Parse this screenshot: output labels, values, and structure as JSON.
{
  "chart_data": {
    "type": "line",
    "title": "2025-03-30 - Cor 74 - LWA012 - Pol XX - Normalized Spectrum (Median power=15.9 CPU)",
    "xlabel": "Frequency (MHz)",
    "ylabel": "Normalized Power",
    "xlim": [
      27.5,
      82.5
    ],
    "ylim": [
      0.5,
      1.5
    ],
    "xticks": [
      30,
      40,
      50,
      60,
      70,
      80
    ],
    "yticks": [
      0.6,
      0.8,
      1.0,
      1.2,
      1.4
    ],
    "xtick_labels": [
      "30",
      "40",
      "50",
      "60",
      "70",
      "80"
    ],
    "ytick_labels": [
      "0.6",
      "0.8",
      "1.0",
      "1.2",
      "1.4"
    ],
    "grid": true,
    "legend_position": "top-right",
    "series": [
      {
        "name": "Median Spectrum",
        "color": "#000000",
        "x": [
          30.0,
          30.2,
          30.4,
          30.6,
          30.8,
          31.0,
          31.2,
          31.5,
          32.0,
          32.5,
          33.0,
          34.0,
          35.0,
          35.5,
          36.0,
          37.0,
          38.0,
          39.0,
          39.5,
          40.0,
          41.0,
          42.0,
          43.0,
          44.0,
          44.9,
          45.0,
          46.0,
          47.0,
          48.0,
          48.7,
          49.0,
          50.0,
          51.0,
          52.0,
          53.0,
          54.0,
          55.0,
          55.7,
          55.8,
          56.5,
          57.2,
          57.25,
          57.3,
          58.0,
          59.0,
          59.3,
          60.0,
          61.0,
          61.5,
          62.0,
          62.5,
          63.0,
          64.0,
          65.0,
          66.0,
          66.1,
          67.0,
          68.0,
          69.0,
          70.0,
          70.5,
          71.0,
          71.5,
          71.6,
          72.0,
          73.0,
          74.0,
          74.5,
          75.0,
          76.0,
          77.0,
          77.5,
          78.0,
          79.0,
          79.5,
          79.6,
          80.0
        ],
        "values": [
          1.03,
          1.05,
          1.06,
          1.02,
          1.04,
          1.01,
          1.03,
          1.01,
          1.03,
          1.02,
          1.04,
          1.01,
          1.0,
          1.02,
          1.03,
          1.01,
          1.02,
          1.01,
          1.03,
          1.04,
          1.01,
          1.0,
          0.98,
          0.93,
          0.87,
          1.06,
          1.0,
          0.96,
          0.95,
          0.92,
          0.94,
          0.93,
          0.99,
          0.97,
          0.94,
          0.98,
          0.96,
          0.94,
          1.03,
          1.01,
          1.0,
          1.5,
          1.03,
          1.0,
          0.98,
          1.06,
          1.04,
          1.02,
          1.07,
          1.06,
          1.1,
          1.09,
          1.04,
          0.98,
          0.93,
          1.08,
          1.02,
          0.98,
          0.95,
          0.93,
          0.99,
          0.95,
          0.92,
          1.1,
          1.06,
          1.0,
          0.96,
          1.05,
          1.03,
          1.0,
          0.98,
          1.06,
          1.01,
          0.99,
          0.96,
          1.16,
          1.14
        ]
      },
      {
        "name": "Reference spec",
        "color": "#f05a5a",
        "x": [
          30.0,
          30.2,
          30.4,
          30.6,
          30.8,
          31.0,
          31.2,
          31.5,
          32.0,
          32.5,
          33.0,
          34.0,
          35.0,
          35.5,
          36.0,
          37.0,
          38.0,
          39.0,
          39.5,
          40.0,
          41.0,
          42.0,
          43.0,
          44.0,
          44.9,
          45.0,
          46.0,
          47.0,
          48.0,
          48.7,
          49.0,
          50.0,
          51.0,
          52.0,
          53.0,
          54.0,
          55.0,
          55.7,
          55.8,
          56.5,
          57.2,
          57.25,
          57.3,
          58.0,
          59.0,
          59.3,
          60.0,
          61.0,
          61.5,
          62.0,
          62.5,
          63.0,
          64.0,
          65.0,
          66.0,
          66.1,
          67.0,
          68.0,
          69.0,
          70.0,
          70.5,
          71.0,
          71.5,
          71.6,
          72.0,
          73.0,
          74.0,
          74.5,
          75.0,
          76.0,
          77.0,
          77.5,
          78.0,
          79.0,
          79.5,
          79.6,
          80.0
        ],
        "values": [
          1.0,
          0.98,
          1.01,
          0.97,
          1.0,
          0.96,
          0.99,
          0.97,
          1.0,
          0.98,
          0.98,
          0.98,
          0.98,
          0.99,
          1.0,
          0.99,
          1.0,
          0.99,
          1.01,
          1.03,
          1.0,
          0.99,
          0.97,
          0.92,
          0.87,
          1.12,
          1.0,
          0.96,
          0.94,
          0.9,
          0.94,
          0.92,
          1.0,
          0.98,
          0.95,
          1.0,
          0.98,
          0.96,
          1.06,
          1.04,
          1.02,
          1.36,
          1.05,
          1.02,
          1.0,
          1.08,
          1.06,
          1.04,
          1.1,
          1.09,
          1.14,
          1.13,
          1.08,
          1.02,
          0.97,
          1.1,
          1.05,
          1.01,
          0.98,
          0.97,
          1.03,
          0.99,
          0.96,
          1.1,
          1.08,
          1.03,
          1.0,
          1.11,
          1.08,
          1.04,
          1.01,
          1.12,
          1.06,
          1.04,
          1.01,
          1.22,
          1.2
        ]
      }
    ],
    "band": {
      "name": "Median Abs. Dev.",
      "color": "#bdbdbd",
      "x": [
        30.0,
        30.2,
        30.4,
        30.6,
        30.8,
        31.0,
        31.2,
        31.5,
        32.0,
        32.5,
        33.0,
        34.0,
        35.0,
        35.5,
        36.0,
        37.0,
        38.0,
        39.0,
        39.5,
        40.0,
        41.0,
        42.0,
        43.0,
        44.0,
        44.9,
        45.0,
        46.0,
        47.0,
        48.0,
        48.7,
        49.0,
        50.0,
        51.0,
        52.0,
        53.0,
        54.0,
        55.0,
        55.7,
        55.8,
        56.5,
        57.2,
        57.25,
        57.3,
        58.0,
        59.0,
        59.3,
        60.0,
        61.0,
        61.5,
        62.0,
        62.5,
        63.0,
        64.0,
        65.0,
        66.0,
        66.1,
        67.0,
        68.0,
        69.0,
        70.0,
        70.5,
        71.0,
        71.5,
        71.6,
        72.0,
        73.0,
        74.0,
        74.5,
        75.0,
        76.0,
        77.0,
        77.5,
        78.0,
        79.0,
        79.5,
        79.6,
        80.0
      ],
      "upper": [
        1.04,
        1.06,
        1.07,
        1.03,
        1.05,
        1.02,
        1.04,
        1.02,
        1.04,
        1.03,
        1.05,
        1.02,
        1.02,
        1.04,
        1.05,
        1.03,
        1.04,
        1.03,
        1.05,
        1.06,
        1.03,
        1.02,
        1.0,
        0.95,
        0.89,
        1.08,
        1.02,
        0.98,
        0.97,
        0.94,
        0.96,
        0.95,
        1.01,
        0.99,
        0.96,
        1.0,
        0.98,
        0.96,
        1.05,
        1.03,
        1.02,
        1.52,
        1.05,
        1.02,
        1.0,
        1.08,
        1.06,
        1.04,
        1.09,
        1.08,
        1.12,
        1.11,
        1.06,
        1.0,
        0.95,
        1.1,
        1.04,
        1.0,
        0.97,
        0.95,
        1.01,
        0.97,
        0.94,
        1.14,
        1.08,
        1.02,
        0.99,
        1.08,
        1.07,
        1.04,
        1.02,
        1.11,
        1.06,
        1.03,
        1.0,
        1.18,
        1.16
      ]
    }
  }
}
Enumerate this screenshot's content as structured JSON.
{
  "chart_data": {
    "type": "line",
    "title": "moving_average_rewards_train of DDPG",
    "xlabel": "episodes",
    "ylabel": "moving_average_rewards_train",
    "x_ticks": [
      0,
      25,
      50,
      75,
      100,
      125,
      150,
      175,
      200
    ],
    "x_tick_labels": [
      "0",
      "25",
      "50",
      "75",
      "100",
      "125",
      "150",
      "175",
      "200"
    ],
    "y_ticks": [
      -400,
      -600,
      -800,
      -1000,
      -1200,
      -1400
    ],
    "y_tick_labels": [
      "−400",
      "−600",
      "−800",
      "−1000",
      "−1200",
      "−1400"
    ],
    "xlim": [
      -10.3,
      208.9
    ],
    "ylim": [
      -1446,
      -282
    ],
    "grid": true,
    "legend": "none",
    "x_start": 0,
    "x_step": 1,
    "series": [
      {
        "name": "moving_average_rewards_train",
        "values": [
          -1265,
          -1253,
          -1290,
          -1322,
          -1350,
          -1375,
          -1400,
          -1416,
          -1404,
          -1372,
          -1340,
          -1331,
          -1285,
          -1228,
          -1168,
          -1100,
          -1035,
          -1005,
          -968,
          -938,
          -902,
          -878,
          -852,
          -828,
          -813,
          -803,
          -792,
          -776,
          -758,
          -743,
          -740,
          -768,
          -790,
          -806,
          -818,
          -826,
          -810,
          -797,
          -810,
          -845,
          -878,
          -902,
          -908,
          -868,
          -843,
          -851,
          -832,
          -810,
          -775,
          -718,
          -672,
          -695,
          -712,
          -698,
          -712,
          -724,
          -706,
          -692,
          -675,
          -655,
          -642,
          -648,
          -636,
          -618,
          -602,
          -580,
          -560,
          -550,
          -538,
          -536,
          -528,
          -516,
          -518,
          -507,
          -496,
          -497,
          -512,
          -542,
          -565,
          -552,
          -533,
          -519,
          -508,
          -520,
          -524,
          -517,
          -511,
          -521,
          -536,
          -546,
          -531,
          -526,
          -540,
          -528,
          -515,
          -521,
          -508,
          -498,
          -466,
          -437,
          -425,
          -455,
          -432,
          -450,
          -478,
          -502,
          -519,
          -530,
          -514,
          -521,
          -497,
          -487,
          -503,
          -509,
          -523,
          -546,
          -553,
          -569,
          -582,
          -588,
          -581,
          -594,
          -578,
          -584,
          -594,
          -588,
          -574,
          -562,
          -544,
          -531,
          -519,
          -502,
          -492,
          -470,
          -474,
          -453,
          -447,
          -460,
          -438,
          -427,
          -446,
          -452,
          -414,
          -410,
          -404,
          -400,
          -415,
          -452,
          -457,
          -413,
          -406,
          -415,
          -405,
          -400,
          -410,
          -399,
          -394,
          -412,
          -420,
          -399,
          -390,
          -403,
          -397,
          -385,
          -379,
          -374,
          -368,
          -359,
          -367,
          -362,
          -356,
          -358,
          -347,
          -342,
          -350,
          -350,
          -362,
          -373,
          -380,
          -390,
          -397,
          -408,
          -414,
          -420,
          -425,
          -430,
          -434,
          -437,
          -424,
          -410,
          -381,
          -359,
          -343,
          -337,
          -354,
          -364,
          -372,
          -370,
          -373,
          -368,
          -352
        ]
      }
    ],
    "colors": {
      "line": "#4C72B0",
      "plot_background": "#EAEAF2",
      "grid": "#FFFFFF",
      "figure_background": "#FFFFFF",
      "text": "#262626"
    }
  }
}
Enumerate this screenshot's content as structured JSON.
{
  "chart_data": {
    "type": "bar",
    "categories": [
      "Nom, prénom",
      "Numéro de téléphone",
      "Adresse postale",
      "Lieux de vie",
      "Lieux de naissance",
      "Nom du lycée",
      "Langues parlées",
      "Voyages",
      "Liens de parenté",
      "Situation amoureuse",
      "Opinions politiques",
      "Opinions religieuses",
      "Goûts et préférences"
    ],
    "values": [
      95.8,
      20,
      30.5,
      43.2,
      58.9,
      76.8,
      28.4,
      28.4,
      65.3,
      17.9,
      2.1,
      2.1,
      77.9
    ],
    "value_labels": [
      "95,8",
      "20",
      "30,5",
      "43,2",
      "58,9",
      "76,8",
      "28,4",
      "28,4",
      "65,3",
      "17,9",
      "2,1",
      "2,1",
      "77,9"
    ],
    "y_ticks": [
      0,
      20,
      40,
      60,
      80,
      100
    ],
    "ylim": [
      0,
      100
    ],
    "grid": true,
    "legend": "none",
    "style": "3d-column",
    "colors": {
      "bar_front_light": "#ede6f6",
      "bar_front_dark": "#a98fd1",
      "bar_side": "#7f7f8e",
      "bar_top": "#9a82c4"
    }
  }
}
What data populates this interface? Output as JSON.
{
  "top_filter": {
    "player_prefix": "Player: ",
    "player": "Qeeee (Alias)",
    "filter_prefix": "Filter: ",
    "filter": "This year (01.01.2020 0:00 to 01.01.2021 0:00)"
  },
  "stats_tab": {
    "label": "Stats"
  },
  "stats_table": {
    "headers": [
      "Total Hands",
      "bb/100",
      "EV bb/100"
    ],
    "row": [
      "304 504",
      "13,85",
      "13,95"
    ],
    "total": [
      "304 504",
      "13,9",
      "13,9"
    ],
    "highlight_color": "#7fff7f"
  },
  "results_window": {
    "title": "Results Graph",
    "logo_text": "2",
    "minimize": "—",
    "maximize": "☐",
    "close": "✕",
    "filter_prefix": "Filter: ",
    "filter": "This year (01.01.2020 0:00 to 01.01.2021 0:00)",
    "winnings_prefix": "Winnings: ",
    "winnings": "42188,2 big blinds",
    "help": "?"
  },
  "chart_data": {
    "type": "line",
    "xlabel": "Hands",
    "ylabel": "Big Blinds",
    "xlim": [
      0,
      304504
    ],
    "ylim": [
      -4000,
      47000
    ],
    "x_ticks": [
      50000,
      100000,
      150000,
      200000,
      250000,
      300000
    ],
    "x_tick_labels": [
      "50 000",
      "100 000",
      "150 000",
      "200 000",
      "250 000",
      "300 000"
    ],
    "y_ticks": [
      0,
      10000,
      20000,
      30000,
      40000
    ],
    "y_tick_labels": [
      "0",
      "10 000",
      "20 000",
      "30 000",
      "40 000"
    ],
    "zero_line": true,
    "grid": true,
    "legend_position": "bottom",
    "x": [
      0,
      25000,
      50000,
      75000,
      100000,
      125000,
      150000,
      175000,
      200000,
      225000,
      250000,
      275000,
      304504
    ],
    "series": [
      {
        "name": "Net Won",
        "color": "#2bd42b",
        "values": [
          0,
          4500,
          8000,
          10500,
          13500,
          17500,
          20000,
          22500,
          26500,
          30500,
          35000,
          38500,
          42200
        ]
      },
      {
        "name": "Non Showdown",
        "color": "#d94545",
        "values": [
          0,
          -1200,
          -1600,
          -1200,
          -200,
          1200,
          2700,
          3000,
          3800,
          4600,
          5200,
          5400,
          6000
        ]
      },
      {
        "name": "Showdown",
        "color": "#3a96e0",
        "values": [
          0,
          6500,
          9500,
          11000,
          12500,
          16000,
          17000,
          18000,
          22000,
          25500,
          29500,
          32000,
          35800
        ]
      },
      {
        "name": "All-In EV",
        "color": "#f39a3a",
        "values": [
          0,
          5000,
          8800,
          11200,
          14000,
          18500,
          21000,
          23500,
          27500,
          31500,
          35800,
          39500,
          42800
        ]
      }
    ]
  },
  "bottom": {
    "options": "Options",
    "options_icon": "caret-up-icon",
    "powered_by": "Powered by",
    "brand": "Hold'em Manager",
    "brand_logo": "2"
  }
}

### Stated exercise
Find and count the lines of the data that include the string "FFFFFF", and report that figure by itself.

### Output of the task
2